What to work on: Wherever the string "model" appears in a line, extract that line.
-- Start Task inputs --
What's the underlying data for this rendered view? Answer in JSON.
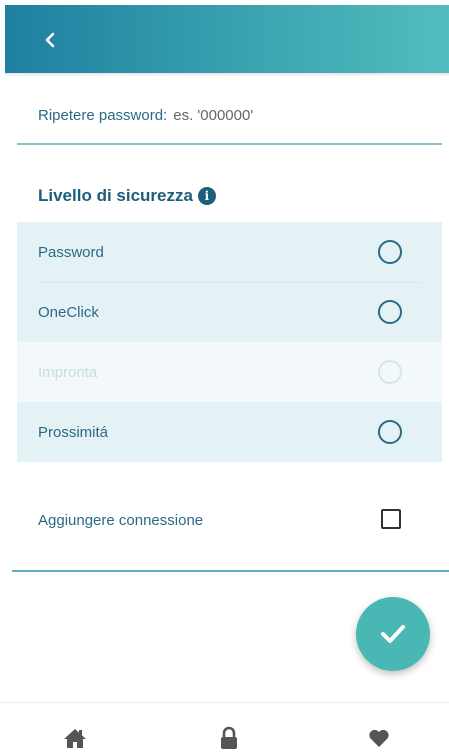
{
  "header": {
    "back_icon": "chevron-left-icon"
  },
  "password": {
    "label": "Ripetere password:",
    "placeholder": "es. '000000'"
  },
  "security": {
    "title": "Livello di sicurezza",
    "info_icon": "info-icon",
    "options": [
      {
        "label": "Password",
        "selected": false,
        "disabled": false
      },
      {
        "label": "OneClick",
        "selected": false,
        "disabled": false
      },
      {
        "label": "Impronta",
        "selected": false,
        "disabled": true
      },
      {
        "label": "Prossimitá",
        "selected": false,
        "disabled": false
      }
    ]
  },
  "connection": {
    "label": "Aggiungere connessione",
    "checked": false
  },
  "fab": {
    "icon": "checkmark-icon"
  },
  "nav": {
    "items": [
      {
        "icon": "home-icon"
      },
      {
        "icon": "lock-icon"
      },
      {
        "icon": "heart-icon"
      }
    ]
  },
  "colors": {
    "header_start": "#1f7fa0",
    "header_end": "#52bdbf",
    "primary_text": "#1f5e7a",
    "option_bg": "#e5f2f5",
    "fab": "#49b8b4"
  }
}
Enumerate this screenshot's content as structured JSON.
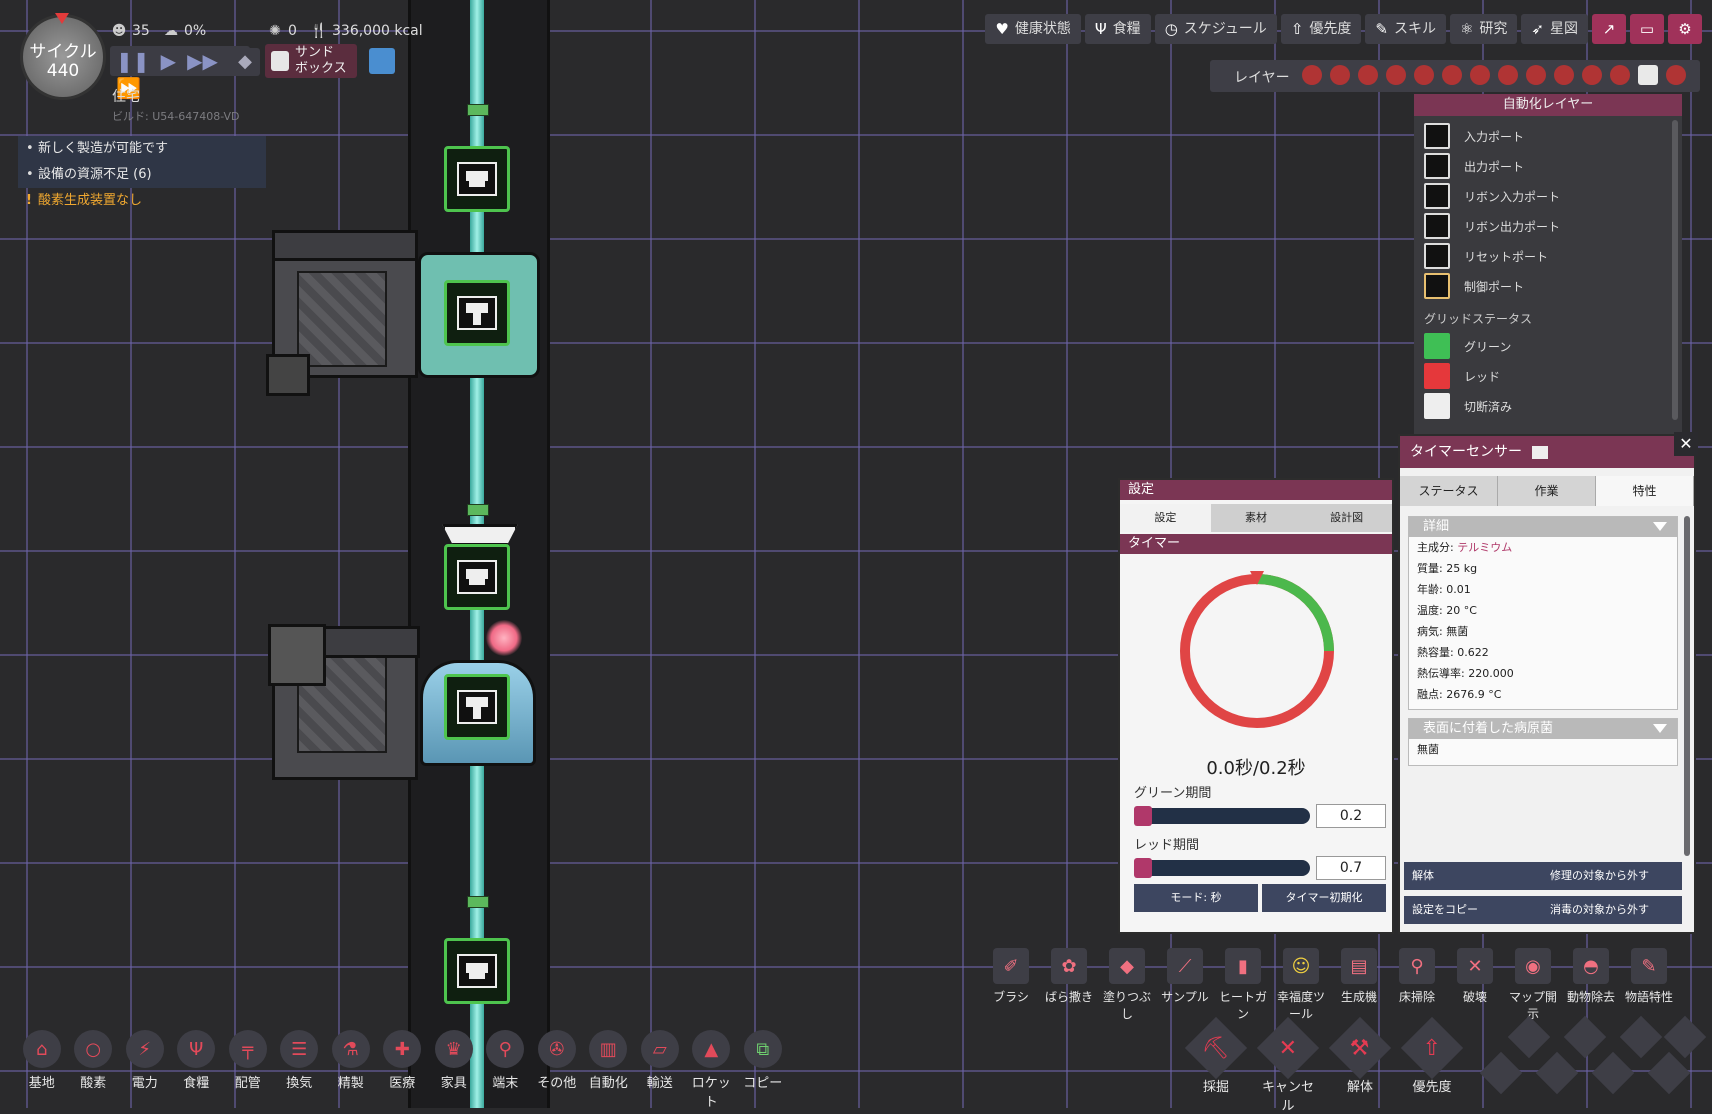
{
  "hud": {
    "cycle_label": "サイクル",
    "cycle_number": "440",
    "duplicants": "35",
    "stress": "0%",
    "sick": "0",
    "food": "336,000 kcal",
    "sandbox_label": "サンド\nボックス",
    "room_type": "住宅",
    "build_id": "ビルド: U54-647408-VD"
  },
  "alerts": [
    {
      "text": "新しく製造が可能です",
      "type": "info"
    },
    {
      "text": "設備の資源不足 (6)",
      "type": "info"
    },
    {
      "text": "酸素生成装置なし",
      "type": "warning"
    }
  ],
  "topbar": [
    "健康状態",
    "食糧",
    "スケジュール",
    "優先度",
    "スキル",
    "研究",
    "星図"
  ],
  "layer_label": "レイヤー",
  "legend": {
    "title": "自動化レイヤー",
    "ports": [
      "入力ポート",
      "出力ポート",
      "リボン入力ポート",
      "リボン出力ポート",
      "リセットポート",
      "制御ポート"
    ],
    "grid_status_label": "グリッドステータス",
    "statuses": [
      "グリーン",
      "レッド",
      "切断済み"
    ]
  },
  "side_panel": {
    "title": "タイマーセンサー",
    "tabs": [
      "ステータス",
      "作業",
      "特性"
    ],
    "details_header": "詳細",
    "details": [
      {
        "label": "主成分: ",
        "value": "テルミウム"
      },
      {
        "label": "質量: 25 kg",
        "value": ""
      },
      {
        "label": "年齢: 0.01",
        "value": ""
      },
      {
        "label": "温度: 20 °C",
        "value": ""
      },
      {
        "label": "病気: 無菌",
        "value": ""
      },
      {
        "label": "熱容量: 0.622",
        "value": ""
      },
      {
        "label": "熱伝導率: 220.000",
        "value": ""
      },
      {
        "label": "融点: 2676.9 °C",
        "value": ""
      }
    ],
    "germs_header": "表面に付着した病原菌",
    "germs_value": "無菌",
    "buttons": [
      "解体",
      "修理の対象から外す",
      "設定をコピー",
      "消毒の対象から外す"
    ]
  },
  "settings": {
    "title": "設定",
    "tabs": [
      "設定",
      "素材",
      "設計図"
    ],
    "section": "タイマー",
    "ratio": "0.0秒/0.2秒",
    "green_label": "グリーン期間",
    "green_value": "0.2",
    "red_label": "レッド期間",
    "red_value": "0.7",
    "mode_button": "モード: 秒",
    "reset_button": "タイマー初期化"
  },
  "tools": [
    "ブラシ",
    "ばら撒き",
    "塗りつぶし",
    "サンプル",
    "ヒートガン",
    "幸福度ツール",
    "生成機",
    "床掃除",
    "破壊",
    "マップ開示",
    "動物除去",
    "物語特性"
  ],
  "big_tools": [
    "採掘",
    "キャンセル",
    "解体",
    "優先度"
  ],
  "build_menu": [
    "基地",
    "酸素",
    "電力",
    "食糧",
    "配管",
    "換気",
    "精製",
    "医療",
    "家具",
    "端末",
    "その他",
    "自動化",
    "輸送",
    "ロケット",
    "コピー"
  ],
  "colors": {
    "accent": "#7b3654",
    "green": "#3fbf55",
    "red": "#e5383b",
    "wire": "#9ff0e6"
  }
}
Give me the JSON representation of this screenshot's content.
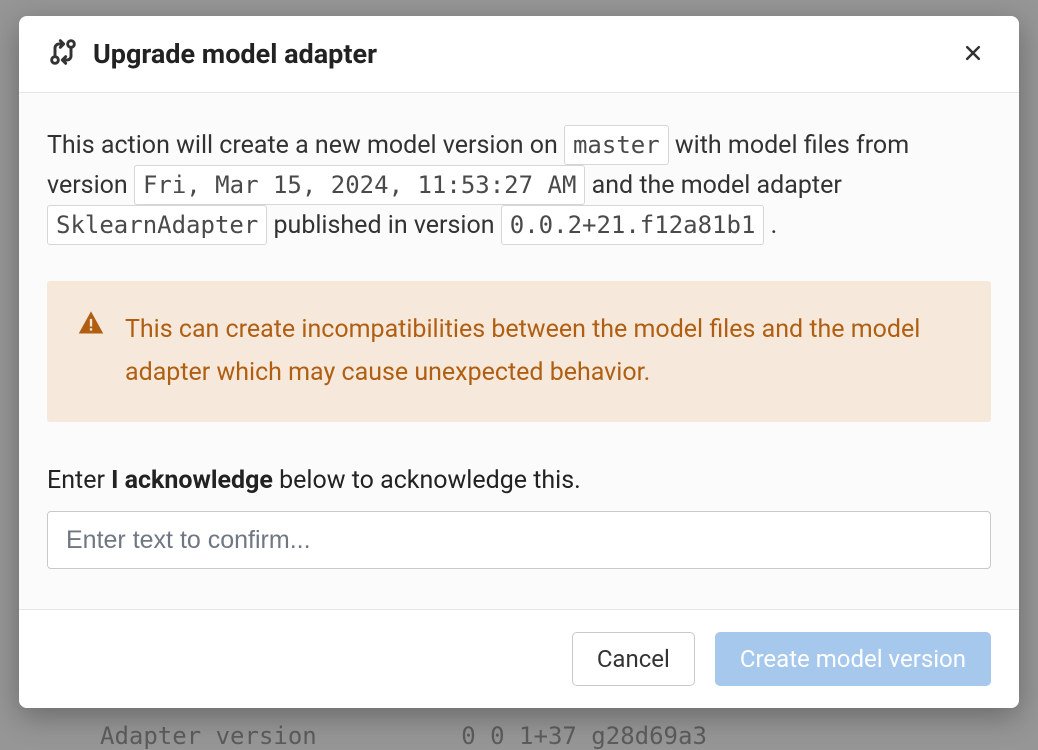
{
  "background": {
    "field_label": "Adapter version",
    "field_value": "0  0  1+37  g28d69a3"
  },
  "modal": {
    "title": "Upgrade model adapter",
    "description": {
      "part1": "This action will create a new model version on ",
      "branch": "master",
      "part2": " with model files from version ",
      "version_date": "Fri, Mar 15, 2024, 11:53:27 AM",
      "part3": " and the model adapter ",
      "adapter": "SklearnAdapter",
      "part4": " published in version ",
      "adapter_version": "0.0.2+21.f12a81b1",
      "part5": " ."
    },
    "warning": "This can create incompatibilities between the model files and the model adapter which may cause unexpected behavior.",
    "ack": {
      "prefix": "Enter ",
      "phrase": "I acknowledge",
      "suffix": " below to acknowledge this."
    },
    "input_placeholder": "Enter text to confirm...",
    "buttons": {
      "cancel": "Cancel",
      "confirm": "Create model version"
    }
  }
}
-- End Task inputs --
Reply to the exercise:
    "title": "Upgrade model adapter",
      "part1": "This action will create a new model version on ",
      "part2": " with model files from version ",
      "part3": " and the model adapter ",
    "warning": "This can create incompatibilities between the model files and the model adapter which may cause unexpected behavior.",
      "confirm": "Create model version"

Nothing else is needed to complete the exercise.